WHAT YOU ARE ASKED TO DO
Find the string "from" in the listing and report every line that has it.

SUPPLIED MATERIAL
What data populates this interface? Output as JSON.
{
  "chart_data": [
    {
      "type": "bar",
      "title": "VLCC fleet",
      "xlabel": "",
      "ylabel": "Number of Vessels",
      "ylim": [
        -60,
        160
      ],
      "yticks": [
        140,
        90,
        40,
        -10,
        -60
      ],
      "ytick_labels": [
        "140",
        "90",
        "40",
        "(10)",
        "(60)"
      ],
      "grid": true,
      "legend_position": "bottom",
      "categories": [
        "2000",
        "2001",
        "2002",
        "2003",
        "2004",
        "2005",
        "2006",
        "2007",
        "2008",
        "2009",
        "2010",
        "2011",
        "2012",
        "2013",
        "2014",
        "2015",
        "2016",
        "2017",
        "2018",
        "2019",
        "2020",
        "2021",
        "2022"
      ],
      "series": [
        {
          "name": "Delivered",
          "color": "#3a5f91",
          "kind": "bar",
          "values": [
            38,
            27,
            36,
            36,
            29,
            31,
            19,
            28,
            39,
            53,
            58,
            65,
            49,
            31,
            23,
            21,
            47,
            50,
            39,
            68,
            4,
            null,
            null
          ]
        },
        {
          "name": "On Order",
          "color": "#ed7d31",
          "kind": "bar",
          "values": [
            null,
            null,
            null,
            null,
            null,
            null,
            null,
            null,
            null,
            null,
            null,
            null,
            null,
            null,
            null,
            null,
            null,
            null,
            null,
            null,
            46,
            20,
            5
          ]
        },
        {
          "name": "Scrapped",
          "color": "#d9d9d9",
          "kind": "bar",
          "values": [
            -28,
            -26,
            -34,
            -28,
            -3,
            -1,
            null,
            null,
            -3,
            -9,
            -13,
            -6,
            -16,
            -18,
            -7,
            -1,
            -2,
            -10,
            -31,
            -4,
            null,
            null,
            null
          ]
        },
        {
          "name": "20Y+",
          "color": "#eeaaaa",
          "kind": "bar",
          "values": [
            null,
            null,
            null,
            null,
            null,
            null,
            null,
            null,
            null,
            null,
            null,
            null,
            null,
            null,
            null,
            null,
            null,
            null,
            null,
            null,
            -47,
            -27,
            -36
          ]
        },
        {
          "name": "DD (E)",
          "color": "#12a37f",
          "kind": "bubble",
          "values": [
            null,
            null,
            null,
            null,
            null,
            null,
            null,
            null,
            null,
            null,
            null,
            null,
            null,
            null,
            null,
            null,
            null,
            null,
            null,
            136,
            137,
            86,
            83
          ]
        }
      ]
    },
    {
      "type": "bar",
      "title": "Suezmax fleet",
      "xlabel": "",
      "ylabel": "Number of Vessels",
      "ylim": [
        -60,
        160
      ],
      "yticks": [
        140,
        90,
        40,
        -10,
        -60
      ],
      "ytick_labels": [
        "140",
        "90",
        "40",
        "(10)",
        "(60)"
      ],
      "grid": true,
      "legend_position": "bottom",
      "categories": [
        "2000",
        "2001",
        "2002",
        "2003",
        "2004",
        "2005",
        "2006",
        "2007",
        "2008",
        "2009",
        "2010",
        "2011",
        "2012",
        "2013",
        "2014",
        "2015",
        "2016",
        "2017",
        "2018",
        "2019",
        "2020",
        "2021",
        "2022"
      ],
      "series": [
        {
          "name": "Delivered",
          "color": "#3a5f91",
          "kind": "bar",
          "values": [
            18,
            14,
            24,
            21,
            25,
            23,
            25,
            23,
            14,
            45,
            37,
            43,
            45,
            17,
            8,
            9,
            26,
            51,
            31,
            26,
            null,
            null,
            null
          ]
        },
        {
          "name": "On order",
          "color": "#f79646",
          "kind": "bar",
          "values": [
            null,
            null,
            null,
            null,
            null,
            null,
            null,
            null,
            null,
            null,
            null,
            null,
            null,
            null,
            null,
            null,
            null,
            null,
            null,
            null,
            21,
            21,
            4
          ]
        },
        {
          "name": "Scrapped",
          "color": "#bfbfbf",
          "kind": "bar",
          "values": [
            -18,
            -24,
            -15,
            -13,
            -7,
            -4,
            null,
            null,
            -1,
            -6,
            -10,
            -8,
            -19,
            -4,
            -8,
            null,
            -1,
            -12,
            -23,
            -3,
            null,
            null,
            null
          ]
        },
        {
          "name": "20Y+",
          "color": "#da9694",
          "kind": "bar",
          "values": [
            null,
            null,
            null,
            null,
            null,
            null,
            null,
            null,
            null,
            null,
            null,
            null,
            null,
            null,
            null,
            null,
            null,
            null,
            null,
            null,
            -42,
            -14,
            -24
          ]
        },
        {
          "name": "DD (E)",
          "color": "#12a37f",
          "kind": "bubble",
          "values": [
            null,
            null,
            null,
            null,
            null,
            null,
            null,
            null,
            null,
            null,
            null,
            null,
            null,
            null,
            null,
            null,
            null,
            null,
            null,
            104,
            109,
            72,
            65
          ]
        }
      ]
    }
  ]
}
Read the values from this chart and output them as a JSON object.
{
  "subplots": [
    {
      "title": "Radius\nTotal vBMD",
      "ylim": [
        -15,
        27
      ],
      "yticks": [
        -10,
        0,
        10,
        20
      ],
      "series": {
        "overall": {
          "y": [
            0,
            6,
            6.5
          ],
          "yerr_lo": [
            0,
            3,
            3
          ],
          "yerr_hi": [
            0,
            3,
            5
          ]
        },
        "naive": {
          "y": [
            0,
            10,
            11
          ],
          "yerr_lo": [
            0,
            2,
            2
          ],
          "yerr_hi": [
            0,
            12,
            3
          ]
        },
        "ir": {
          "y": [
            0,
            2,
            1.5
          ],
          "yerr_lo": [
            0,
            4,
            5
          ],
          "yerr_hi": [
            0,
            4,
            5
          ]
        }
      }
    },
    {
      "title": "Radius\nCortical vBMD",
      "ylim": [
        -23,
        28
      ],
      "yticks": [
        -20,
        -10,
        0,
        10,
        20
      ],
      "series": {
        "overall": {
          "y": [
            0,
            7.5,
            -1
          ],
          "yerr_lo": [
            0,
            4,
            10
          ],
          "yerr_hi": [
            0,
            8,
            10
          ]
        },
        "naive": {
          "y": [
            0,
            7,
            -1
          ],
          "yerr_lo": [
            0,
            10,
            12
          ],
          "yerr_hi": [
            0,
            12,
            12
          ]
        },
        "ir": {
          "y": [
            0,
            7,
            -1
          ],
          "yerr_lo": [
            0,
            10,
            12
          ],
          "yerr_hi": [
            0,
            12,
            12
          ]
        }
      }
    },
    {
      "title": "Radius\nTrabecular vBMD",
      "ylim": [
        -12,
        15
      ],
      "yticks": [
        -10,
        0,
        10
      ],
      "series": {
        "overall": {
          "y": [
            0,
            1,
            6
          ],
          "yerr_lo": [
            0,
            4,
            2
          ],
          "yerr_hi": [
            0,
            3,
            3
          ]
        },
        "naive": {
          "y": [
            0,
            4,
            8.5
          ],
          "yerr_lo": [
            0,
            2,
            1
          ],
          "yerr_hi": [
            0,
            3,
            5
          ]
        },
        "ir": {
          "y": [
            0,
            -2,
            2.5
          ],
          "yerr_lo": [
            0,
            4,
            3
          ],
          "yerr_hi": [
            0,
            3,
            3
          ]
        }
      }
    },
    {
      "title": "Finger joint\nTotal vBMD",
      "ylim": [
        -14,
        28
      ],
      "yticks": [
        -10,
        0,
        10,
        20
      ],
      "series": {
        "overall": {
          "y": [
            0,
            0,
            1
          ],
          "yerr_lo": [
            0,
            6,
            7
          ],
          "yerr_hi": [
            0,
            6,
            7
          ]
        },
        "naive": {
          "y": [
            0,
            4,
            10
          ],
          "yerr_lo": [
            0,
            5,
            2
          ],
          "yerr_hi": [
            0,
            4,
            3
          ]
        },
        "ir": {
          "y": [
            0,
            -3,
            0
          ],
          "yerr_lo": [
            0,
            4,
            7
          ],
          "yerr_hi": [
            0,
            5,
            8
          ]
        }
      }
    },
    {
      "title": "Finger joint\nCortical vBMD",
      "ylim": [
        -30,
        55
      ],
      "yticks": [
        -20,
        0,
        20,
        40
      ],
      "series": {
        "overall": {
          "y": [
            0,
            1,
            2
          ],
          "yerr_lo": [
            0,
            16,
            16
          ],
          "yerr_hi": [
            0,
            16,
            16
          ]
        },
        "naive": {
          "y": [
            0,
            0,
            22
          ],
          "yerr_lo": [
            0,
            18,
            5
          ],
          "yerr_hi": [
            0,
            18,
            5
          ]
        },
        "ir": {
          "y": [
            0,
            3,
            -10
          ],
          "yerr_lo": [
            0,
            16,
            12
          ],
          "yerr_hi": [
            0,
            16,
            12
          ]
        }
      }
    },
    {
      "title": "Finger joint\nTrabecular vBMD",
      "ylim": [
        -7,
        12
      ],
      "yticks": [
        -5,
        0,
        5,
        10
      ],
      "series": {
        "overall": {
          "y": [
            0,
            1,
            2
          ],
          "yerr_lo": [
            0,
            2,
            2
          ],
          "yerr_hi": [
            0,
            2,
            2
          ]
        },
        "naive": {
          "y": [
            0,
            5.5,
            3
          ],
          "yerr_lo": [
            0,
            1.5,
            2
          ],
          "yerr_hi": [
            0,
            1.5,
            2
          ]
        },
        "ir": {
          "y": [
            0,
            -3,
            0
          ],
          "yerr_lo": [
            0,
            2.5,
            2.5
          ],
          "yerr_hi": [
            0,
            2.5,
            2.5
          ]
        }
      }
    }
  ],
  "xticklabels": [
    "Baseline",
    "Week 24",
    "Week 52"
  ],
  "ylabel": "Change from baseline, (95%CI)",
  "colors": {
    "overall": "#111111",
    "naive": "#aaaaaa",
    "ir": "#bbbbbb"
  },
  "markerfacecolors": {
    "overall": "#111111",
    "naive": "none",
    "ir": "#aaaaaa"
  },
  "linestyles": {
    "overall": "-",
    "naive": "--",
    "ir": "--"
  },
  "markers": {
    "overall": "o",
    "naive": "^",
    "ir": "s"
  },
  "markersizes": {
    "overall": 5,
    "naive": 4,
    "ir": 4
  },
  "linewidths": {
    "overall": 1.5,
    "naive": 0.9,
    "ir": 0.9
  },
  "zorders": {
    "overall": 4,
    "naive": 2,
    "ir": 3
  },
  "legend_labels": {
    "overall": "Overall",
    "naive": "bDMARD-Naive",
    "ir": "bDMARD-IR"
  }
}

EXERCISE SOLUTION
Read the values from this chart and output them as a JSON object.
  "ylabel": "Change from baseline, (95%CI)",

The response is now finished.